[Raw lines]
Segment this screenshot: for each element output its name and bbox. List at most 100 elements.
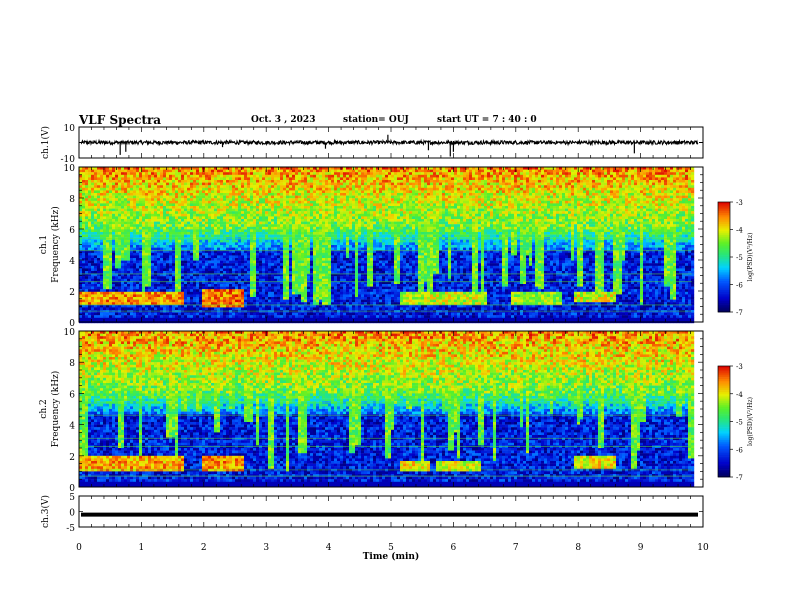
spectrogram-cell	[82, 242, 86, 246]
spectrogram-cell	[136, 315, 140, 318]
spectrogram-cell	[229, 167, 233, 170]
spectrogram-cell	[175, 312, 179, 316]
spectrogram-cell	[229, 250, 233, 253]
spectrogram-cell	[79, 200, 83, 204]
spectrogram-cell	[265, 273, 269, 277]
spectrogram-cell	[304, 312, 308, 316]
spectrogram-cell	[88, 307, 92, 311]
spectrogram-cell	[247, 229, 251, 233]
spectrogram-cell	[214, 206, 218, 209]
spectrogram-cell	[166, 232, 170, 235]
spectrogram-cell	[88, 174, 92, 178]
spectrogram-cell	[298, 190, 302, 194]
spectrogram-cell	[298, 286, 302, 290]
spectrogram-cell	[178, 187, 182, 191]
spectrogram-cell	[139, 297, 143, 300]
spectrogram-cell	[250, 169, 254, 173]
spectrogram-cell	[94, 221, 98, 225]
spectrogram-cell	[187, 229, 191, 233]
spectrogram-cell	[313, 250, 317, 253]
spectrogram-cell	[250, 213, 254, 217]
spectrogram-cell	[226, 182, 230, 186]
spectrogram-cell	[214, 286, 218, 290]
spectrogram-cell	[238, 239, 242, 243]
spectrogram-cell	[136, 252, 140, 256]
spectrogram-cell	[220, 226, 224, 230]
spectrogram-cell	[259, 226, 263, 230]
spectrogram-cell	[190, 219, 194, 222]
spectrogram-cell	[199, 187, 203, 191]
spectrogram-cell	[100, 193, 104, 196]
spectrogram-cell	[217, 229, 221, 233]
spectrogram-cell	[211, 289, 215, 292]
spectrogram-cell	[139, 169, 143, 173]
spectrogram-cell	[160, 224, 164, 227]
spectrogram-cell	[253, 304, 257, 308]
spectrogram-cell	[232, 268, 236, 272]
spectrogram-cell	[280, 224, 284, 227]
spectrogram-cell	[223, 276, 227, 279]
spectrogram-cell	[193, 302, 197, 305]
spectrogram-cell	[217, 167, 221, 170]
spectrogram-cell	[226, 174, 230, 178]
spectrogram-cell	[118, 304, 122, 308]
spectrogram-cell	[178, 252, 182, 256]
spectrogram-cell	[85, 299, 89, 303]
spectrogram-cell	[226, 273, 230, 277]
spectrogram-cell	[283, 273, 287, 277]
spectrogram-cell	[250, 198, 254, 201]
spectrogram-cell	[115, 294, 119, 298]
spectrogram-cell	[301, 187, 305, 191]
spectrogram-cell	[220, 260, 224, 264]
spectrogram-cell	[154, 302, 158, 305]
spectrogram-cell	[100, 177, 104, 181]
spectrogram-cell	[88, 203, 92, 207]
spectrogram-cell	[85, 276, 89, 279]
spectrogram-cell	[241, 169, 245, 173]
spectrogram-cell	[166, 169, 170, 173]
spectrogram-cell	[298, 297, 302, 300]
spectrogram-cell	[187, 242, 191, 246]
spectrogram-cell	[265, 169, 269, 173]
spectrogram-cell	[271, 307, 275, 311]
spectrogram-cell	[238, 304, 242, 308]
spectrogram-cell	[130, 221, 134, 225]
spectrogram-cell	[124, 260, 128, 264]
spectrogram-cell	[103, 182, 107, 186]
spectrogram-cell	[307, 250, 311, 253]
spectrogram-cell	[316, 203, 320, 207]
spectrogram-cell	[250, 221, 254, 225]
spectrogram-cell	[271, 190, 275, 194]
spectrogram-cell	[295, 312, 299, 316]
spectrogram-cell	[247, 172, 251, 175]
spectrogram-cell	[247, 245, 251, 248]
spectrogram-cell	[280, 219, 284, 222]
spectrogram-cell	[304, 268, 308, 272]
spectrogram-cell	[139, 286, 143, 290]
spectrogram-cell	[265, 263, 269, 266]
spectrogram-cell	[202, 239, 206, 243]
spectrogram-cell	[82, 255, 86, 259]
spectrogram-cell	[298, 260, 302, 264]
spectrogram-cell	[298, 182, 302, 186]
spectrogram-cell	[253, 216, 257, 220]
spectrogram-cell	[256, 278, 260, 282]
spectrogram-cell	[157, 180, 161, 183]
spectrogram-cell	[208, 213, 212, 217]
spectrogram-cell	[109, 317, 113, 321]
spectrogram-cell	[277, 260, 281, 264]
spectrogram-cell	[145, 239, 149, 243]
spectrogram-cell	[277, 294, 281, 298]
spectrogram-cell	[112, 297, 116, 300]
spectrogram-cell	[289, 247, 293, 251]
spectrogram-cell	[94, 252, 98, 256]
spectrogram-cell	[301, 284, 305, 287]
spectrogram-cell	[295, 245, 299, 248]
spectrogram-cell	[232, 297, 236, 300]
spectrogram-cell	[136, 289, 140, 292]
spectrogram-cell	[115, 211, 119, 214]
spectrogram-cell	[103, 299, 107, 303]
spectrogram-cell	[199, 247, 203, 251]
spectrogram-cell	[190, 200, 194, 204]
spectrogram-cell	[232, 299, 236, 303]
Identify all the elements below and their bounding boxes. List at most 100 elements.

THE TASK: Rewrite all the lines above, swapping "screenshot" for "screen capture" and leaving everything else as it is. Don't include the pictures.

FINAL RESULT:
Segment this screen capture: for each element output its name and bbox. List at most 100 elements.
spectrogram-cell	[82, 242, 86, 246]
spectrogram-cell	[136, 315, 140, 318]
spectrogram-cell	[229, 167, 233, 170]
spectrogram-cell	[175, 312, 179, 316]
spectrogram-cell	[229, 250, 233, 253]
spectrogram-cell	[79, 200, 83, 204]
spectrogram-cell	[265, 273, 269, 277]
spectrogram-cell	[304, 312, 308, 316]
spectrogram-cell	[88, 307, 92, 311]
spectrogram-cell	[247, 229, 251, 233]
spectrogram-cell	[214, 206, 218, 209]
spectrogram-cell	[166, 232, 170, 235]
spectrogram-cell	[88, 174, 92, 178]
spectrogram-cell	[298, 190, 302, 194]
spectrogram-cell	[298, 286, 302, 290]
spectrogram-cell	[178, 187, 182, 191]
spectrogram-cell	[139, 297, 143, 300]
spectrogram-cell	[250, 169, 254, 173]
spectrogram-cell	[94, 221, 98, 225]
spectrogram-cell	[187, 229, 191, 233]
spectrogram-cell	[313, 250, 317, 253]
spectrogram-cell	[250, 213, 254, 217]
spectrogram-cell	[226, 182, 230, 186]
spectrogram-cell	[214, 286, 218, 290]
spectrogram-cell	[238, 239, 242, 243]
spectrogram-cell	[136, 252, 140, 256]
spectrogram-cell	[220, 226, 224, 230]
spectrogram-cell	[259, 226, 263, 230]
spectrogram-cell	[190, 219, 194, 222]
spectrogram-cell	[199, 187, 203, 191]
spectrogram-cell	[100, 193, 104, 196]
spectrogram-cell	[217, 229, 221, 233]
spectrogram-cell	[211, 289, 215, 292]
spectrogram-cell	[139, 169, 143, 173]
spectrogram-cell	[160, 224, 164, 227]
spectrogram-cell	[253, 304, 257, 308]
spectrogram-cell	[232, 268, 236, 272]
spectrogram-cell	[280, 224, 284, 227]
spectrogram-cell	[223, 276, 227, 279]
spectrogram-cell	[193, 302, 197, 305]
spectrogram-cell	[217, 167, 221, 170]
spectrogram-cell	[226, 174, 230, 178]
spectrogram-cell	[118, 304, 122, 308]
spectrogram-cell	[178, 252, 182, 256]
spectrogram-cell	[85, 299, 89, 303]
spectrogram-cell	[226, 273, 230, 277]
spectrogram-cell	[283, 273, 287, 277]
spectrogram-cell	[250, 198, 254, 201]
spectrogram-cell	[115, 294, 119, 298]
spectrogram-cell	[301, 187, 305, 191]
spectrogram-cell	[220, 260, 224, 264]
spectrogram-cell	[154, 302, 158, 305]
spectrogram-cell	[100, 177, 104, 181]
spectrogram-cell	[88, 203, 92, 207]
spectrogram-cell	[85, 276, 89, 279]
spectrogram-cell	[241, 169, 245, 173]
spectrogram-cell	[166, 169, 170, 173]
spectrogram-cell	[298, 297, 302, 300]
spectrogram-cell	[187, 242, 191, 246]
spectrogram-cell	[265, 169, 269, 173]
spectrogram-cell	[271, 307, 275, 311]
spectrogram-cell	[238, 304, 242, 308]
spectrogram-cell	[130, 221, 134, 225]
spectrogram-cell	[124, 260, 128, 264]
spectrogram-cell	[103, 182, 107, 186]
spectrogram-cell	[307, 250, 311, 253]
spectrogram-cell	[316, 203, 320, 207]
spectrogram-cell	[250, 221, 254, 225]
spectrogram-cell	[271, 190, 275, 194]
spectrogram-cell	[295, 312, 299, 316]
spectrogram-cell	[247, 172, 251, 175]
spectrogram-cell	[247, 245, 251, 248]
spectrogram-cell	[280, 219, 284, 222]
spectrogram-cell	[304, 268, 308, 272]
spectrogram-cell	[139, 286, 143, 290]
spectrogram-cell	[265, 263, 269, 266]
spectrogram-cell	[202, 239, 206, 243]
spectrogram-cell	[82, 255, 86, 259]
spectrogram-cell	[298, 260, 302, 264]
spectrogram-cell	[298, 182, 302, 186]
spectrogram-cell	[253, 216, 257, 220]
spectrogram-cell	[256, 278, 260, 282]
spectrogram-cell	[157, 180, 161, 183]
spectrogram-cell	[208, 213, 212, 217]
spectrogram-cell	[109, 317, 113, 321]
spectrogram-cell	[277, 260, 281, 264]
spectrogram-cell	[145, 239, 149, 243]
spectrogram-cell	[277, 294, 281, 298]
spectrogram-cell	[112, 297, 116, 300]
spectrogram-cell	[289, 247, 293, 251]
spectrogram-cell	[94, 252, 98, 256]
spectrogram-cell	[301, 284, 305, 287]
spectrogram-cell	[295, 245, 299, 248]
spectrogram-cell	[232, 297, 236, 300]
spectrogram-cell	[136, 289, 140, 292]
spectrogram-cell	[115, 211, 119, 214]
spectrogram-cell	[103, 299, 107, 303]
spectrogram-cell	[199, 247, 203, 251]
spectrogram-cell	[190, 200, 194, 204]
spectrogram-cell	[232, 299, 236, 303]
Identify all the elements below and their bounding boxes. List at most 100 elements.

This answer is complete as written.